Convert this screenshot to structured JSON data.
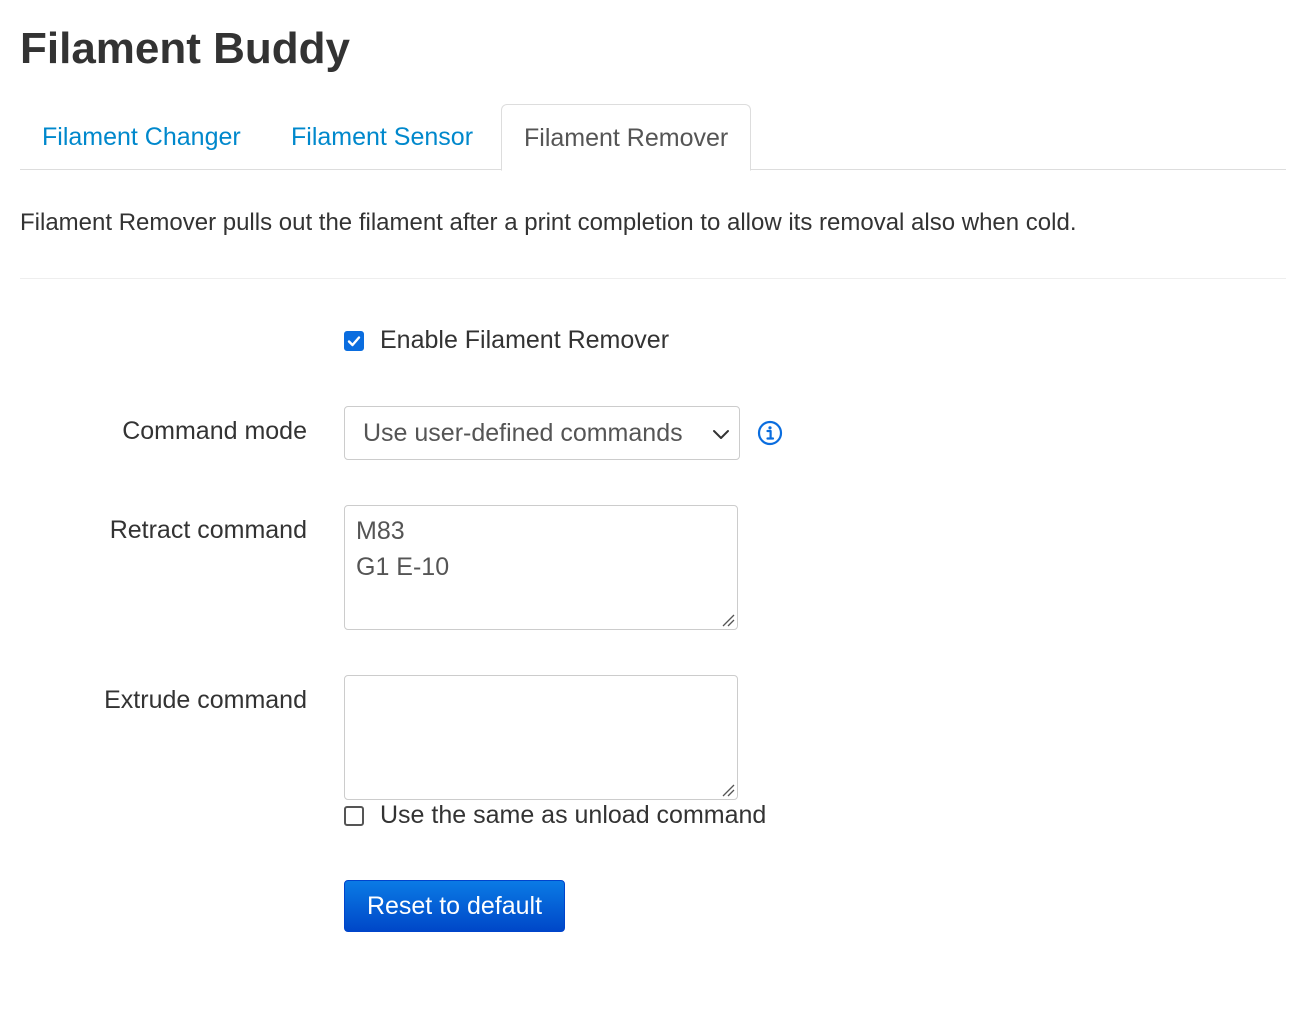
{
  "page": {
    "title": "Filament Buddy"
  },
  "tabs": [
    {
      "label": "Filament Changer",
      "active": false
    },
    {
      "label": "Filament Sensor",
      "active": false
    },
    {
      "label": "Filament Remover",
      "active": true
    }
  ],
  "description": "Filament Remover pulls out the filament after a print completion to allow its removal also when cold.",
  "form": {
    "enable": {
      "label": "Enable Filament Remover",
      "checked": true
    },
    "command_mode": {
      "label": "Command mode",
      "selected": "Use user-defined commands",
      "info_icon": "info-circle-icon"
    },
    "retract": {
      "label": "Retract command",
      "lines": [
        "M83",
        "G1 E-10"
      ]
    },
    "extrude": {
      "label": "Extrude command",
      "value": ""
    },
    "same_as_unload": {
      "label": "Use the same as unload command",
      "checked": false
    },
    "reset_button": "Reset to default"
  },
  "colors": {
    "link": "#0088cc",
    "accent": "#0a6ddf",
    "button_top": "#0a7be5",
    "button_bottom": "#0047c8"
  }
}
◆ ◆ ◆ ◆ ◆
> _TO BE DONE_
Transcribe the complete set of entries verbatim. No pictures belong in the copy.

> _THE RESPONSE_
Convert this screenshot to structured JSON data.
{
  "page": {
    "title": "Filament Buddy"
  },
  "tabs": [
    {
      "label": "Filament Changer",
      "active": false
    },
    {
      "label": "Filament Sensor",
      "active": false
    },
    {
      "label": "Filament Remover",
      "active": true
    }
  ],
  "description": "Filament Remover pulls out the filament after a print completion to allow its removal also when cold.",
  "form": {
    "enable": {
      "label": "Enable Filament Remover",
      "checked": true
    },
    "command_mode": {
      "label": "Command mode",
      "selected": "Use user-defined commands",
      "info_icon": "info-circle-icon"
    },
    "retract": {
      "label": "Retract command",
      "lines": [
        "M83",
        "G1 E-10"
      ]
    },
    "extrude": {
      "label": "Extrude command",
      "value": ""
    },
    "same_as_unload": {
      "label": "Use the same as unload command",
      "checked": false
    },
    "reset_button": "Reset to default"
  },
  "colors": {
    "link": "#0088cc",
    "accent": "#0a6ddf",
    "button_top": "#0a7be5",
    "button_bottom": "#0047c8"
  }
}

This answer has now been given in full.